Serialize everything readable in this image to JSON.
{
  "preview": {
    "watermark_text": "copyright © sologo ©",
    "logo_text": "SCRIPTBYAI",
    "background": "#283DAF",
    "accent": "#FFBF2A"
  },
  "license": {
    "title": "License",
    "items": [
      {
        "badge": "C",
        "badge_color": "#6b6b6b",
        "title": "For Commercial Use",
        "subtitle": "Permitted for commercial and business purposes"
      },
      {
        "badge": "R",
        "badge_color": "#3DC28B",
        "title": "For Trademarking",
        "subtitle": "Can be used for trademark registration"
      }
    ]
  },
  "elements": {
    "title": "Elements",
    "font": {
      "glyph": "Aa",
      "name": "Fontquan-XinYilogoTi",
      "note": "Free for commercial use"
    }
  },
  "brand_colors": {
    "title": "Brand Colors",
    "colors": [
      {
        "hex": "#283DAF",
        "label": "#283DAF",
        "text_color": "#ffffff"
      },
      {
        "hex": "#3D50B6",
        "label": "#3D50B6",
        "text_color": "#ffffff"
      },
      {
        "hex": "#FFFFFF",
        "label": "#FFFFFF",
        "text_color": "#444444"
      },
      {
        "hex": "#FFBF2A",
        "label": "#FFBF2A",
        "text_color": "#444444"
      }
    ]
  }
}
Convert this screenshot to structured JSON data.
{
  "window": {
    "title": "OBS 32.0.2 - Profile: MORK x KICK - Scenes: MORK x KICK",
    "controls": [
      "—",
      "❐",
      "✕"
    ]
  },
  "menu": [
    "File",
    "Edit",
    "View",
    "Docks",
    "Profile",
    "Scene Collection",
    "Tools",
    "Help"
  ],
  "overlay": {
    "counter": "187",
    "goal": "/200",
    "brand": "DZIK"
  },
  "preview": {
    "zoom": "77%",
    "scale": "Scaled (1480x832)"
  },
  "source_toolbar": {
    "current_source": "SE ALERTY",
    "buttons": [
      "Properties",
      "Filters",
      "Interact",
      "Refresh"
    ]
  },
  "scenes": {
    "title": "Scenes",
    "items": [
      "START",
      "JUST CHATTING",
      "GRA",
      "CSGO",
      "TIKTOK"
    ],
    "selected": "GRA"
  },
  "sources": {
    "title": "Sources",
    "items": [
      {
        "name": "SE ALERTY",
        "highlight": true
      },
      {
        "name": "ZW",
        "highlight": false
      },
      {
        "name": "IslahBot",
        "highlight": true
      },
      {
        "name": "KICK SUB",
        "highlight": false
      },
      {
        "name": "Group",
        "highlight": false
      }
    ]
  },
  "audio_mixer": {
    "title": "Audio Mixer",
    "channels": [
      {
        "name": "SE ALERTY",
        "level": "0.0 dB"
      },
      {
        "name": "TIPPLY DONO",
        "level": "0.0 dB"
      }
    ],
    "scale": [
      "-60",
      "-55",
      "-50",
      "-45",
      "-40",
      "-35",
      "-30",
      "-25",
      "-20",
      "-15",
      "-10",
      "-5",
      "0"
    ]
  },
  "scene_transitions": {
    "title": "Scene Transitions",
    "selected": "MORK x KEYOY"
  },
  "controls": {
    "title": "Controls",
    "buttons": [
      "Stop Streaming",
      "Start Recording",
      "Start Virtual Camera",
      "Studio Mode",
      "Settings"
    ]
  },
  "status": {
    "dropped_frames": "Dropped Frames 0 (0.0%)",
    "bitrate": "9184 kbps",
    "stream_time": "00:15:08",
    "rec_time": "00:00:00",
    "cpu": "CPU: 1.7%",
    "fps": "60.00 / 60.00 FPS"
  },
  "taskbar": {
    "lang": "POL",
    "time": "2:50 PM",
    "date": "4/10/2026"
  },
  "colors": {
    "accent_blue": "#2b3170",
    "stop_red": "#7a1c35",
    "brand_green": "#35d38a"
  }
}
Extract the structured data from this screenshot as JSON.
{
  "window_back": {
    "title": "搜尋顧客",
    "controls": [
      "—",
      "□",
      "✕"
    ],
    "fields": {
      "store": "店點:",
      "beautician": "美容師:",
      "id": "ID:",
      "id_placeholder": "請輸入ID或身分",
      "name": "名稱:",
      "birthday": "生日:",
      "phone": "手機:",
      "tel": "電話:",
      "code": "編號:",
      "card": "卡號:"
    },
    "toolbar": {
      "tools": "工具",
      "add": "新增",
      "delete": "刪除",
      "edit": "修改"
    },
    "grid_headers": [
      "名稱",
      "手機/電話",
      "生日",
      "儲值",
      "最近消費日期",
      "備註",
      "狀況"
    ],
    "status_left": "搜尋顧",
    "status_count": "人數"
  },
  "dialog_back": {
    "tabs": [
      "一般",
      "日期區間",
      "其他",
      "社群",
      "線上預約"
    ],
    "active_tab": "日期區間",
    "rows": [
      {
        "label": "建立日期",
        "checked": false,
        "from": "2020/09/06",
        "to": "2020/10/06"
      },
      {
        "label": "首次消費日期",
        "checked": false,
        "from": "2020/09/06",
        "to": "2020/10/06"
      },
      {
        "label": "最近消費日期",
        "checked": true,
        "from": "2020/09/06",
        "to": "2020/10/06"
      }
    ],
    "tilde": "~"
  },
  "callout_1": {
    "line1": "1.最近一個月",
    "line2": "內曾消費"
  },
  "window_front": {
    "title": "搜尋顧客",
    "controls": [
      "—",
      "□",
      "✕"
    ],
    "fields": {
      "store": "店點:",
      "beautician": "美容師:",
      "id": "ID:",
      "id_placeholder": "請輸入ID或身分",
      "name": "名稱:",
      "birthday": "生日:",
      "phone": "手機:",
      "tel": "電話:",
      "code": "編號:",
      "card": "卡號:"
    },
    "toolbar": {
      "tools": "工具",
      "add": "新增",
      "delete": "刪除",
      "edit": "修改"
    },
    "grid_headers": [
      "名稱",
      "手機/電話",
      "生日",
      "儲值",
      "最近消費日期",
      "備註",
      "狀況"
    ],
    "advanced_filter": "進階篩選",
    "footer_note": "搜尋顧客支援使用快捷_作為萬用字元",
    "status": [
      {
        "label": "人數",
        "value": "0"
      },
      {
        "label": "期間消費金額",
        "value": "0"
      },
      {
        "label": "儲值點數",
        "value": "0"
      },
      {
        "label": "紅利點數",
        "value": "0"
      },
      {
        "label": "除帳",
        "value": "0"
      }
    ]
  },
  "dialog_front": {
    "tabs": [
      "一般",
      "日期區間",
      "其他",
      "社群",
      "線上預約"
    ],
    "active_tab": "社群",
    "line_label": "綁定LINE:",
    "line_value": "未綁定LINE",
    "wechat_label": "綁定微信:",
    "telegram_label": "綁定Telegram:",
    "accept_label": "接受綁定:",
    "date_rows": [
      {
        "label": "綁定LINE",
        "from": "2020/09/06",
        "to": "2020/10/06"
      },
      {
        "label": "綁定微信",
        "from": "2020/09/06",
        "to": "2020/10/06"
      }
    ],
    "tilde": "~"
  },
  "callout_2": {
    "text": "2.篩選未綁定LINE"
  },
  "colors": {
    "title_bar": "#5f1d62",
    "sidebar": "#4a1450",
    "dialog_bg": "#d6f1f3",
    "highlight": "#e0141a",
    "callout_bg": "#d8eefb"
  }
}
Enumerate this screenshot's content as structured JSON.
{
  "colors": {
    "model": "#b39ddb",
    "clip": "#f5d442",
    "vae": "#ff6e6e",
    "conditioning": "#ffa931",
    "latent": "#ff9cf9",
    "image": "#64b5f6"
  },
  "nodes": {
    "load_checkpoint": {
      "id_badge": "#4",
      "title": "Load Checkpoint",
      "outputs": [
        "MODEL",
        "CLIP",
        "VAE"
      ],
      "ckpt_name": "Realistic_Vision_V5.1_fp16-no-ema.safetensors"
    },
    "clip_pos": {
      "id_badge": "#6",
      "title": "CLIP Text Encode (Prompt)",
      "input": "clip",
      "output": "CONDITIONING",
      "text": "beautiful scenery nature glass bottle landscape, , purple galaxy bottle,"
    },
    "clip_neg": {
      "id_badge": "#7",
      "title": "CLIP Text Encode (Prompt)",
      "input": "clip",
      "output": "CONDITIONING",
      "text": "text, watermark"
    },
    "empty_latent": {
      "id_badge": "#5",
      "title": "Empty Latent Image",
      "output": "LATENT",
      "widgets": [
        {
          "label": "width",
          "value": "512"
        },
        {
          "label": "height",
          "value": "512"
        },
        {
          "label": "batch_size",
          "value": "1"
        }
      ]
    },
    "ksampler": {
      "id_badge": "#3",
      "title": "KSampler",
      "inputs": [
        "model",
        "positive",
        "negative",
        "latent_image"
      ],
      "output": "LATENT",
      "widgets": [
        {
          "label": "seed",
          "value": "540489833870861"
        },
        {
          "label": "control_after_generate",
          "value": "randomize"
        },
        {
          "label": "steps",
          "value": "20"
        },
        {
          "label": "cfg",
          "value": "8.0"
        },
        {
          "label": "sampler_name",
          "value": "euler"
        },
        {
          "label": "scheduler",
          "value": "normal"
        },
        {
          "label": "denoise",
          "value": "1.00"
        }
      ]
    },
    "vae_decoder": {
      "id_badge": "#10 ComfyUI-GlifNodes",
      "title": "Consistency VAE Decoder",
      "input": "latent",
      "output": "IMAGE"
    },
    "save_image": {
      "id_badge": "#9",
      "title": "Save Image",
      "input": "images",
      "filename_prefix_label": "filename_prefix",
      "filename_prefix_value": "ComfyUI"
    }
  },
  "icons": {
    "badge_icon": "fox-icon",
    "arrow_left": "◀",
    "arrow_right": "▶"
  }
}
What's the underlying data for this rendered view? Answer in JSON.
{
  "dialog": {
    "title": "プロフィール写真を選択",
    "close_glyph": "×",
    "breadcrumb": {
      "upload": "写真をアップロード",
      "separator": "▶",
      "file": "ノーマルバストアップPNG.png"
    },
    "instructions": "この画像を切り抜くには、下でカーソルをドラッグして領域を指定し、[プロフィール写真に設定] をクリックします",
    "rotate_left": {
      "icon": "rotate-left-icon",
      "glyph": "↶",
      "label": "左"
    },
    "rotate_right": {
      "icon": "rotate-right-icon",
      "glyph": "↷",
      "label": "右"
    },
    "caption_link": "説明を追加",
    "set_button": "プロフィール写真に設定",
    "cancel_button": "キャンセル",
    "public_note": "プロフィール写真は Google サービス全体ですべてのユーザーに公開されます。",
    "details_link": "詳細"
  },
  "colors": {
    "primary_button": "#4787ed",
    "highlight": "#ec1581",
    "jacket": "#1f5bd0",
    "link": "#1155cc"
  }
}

(Requirements):
Return exactly, and only, the line containing "What's the underlying" and every line after it through the end of the material.

(The response):
What's the underlying data for this rendered view? Answer in JSON.
{
  "dialog": {
    "title": "プロフィール写真を選択",
    "close_glyph": "×",
    "breadcrumb": {
      "upload": "写真をアップロード",
      "separator": "▶",
      "file": "ノーマルバストアップPNG.png"
    },
    "instructions": "この画像を切り抜くには、下でカーソルをドラッグして領域を指定し、[プロフィール写真に設定] をクリックします",
    "rotate_left": {
      "icon": "rotate-left-icon",
      "glyph": "↶",
      "label": "左"
    },
    "rotate_right": {
      "icon": "rotate-right-icon",
      "glyph": "↷",
      "label": "右"
    },
    "caption_link": "説明を追加",
    "set_button": "プロフィール写真に設定",
    "cancel_button": "キャンセル",
    "public_note": "プロフィール写真は Google サービス全体ですべてのユーザーに公開されます。",
    "details_link": "詳細"
  },
  "colors": {
    "primary_button": "#4787ed",
    "highlight": "#ec1581",
    "jacket": "#1f5bd0",
    "link": "#1155cc"
  }
}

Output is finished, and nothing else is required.